Requirement:
Filter the data for lines with the word "title", then copy every line so identified.

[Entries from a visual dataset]
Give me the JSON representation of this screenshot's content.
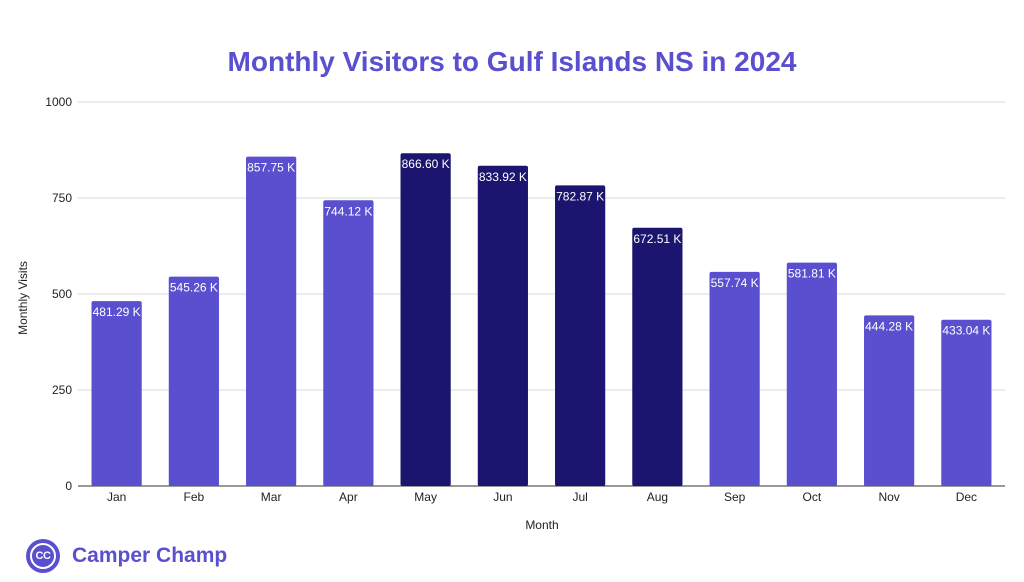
{
  "colors": {
    "title": "#5a4fcf",
    "bar_default": "#5a4fcf",
    "bar_highlight": "#1c1570",
    "grid": "#d9d9d9",
    "axis_text": "#222222",
    "label_text": "#ffffff"
  },
  "brand": {
    "name": "Camper Champ",
    "logo_text": "CC"
  },
  "chart_data": {
    "type": "bar",
    "title": "Monthly Visitors to Gulf Islands NS in 2024",
    "xlabel": "Month",
    "ylabel": "Monthly Visits",
    "ylim": [
      0,
      1000
    ],
    "yticks": [
      0,
      250,
      500,
      750,
      1000
    ],
    "grid": true,
    "categories": [
      "Jan",
      "Feb",
      "Mar",
      "Apr",
      "May",
      "Jun",
      "Jul",
      "Aug",
      "Sep",
      "Oct",
      "Nov",
      "Dec"
    ],
    "values": [
      481.29,
      545.26,
      857.75,
      744.12,
      866.6,
      833.92,
      782.87,
      672.51,
      557.74,
      581.81,
      444.28,
      433.04
    ],
    "value_labels": [
      "481.29 K",
      "545.26 K",
      "857.75 K",
      "744.12 K",
      "866.60 K",
      "833.92 K",
      "782.87 K",
      "672.51 K",
      "557.74 K",
      "581.81 K",
      "444.28 K",
      "433.04 K"
    ],
    "highlighted_categories": [
      "May",
      "Jun",
      "Jul",
      "Aug"
    ]
  }
}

In response:
    "title": "#5a4fcf",
    "title": "Monthly Visitors to Gulf Islands NS in 2024",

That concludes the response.